### WHAT YOU WILL DO
Reproduce each line that includes the word "CPUE".
------
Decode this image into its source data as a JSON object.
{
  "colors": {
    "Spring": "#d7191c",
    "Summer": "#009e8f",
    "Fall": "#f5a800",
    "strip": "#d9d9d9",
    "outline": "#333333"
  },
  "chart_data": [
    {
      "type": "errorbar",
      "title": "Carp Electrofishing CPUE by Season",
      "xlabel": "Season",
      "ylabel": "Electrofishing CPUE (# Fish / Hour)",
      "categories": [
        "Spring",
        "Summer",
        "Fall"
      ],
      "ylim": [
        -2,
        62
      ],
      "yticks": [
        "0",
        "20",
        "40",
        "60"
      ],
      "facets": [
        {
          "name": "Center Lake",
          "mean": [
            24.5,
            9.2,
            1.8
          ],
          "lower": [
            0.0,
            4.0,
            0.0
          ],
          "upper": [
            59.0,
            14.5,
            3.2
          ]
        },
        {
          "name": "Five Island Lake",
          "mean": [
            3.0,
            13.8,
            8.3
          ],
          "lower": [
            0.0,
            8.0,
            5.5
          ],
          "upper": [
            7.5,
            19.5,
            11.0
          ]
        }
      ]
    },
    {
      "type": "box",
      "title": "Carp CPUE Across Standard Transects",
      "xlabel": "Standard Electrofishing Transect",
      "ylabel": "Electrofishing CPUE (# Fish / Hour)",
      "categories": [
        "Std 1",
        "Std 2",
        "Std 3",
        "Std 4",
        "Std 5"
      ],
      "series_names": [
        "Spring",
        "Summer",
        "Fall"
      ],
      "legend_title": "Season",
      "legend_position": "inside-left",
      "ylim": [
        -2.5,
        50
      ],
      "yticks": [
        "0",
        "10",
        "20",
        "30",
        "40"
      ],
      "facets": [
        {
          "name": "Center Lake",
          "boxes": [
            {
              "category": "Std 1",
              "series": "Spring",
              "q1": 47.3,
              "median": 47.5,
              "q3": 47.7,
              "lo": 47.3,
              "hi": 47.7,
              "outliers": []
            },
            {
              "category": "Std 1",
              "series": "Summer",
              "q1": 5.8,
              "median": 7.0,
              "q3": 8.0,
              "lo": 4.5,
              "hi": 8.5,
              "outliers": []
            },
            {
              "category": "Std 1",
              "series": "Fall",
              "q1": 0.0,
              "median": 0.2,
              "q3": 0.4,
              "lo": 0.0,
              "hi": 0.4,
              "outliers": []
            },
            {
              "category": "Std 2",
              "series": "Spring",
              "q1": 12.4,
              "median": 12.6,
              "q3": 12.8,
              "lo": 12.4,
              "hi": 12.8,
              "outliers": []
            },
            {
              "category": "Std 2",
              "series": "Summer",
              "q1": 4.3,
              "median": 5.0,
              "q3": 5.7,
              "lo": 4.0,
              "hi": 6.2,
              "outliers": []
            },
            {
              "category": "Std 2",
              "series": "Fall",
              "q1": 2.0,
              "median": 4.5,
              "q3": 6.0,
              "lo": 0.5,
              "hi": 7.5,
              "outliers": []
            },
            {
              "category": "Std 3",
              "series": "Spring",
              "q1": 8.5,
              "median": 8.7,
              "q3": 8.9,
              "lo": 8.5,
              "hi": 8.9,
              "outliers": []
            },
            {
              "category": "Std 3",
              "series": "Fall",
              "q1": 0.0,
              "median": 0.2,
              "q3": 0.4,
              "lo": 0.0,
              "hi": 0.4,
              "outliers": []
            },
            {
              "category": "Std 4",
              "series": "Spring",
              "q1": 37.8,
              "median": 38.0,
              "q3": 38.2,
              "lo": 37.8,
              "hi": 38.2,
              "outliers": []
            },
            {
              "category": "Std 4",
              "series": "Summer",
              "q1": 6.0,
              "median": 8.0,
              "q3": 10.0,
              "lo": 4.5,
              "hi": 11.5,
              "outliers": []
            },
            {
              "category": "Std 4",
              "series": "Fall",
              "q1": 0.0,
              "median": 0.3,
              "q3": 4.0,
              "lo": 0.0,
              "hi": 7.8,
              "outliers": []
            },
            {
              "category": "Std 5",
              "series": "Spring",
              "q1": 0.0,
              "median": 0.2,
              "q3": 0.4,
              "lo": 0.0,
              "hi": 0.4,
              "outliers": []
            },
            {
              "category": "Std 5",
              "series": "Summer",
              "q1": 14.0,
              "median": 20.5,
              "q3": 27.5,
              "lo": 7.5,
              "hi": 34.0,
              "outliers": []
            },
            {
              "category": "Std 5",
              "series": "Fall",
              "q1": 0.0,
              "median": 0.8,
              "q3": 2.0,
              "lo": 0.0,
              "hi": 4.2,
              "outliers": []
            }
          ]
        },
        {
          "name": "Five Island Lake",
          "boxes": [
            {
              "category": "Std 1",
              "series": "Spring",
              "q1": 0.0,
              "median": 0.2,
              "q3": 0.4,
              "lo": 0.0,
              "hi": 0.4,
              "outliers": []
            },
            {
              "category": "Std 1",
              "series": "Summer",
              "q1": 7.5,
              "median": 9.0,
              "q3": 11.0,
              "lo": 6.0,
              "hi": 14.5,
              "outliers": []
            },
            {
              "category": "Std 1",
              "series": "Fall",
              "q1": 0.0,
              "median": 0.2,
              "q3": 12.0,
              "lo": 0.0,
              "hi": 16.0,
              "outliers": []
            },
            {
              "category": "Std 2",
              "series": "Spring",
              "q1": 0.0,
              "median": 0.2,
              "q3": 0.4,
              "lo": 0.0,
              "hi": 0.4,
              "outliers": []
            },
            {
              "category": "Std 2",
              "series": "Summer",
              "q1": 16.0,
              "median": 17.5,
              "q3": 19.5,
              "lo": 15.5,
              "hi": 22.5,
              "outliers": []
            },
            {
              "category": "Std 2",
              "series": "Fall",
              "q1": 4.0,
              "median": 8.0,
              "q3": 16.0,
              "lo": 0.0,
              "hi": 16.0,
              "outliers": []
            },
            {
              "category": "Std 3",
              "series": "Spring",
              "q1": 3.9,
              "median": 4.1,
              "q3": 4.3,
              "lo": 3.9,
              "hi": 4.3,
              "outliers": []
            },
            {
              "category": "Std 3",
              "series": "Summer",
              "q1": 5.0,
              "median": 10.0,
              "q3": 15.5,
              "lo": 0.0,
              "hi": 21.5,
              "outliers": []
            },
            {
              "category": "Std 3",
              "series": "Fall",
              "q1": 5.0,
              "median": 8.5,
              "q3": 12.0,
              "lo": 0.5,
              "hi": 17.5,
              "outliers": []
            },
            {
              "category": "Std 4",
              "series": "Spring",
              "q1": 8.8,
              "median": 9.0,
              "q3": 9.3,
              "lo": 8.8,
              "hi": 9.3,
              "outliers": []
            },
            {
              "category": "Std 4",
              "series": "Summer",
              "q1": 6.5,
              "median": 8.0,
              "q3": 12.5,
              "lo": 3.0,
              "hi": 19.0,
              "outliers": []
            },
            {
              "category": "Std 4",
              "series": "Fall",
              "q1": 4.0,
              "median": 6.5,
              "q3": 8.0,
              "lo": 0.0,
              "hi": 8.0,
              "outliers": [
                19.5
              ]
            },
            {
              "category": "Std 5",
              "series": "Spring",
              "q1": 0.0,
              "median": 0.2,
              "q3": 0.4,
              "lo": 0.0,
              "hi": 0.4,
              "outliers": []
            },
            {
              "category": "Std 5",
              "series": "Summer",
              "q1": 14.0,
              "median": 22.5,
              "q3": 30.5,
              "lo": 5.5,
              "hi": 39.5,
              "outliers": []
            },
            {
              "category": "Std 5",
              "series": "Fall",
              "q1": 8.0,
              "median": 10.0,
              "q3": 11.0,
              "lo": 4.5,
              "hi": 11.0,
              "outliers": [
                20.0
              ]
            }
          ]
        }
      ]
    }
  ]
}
------
### EXPECTED ANSWER
      "title": "Carp Electrofishing CPUE by Season",
      "ylabel": "Electrofishing CPUE (# Fish / Hour)",
      "title": "Carp CPUE Across Standard Transects",
      "ylabel": "Electrofishing CPUE (# Fish / Hour)",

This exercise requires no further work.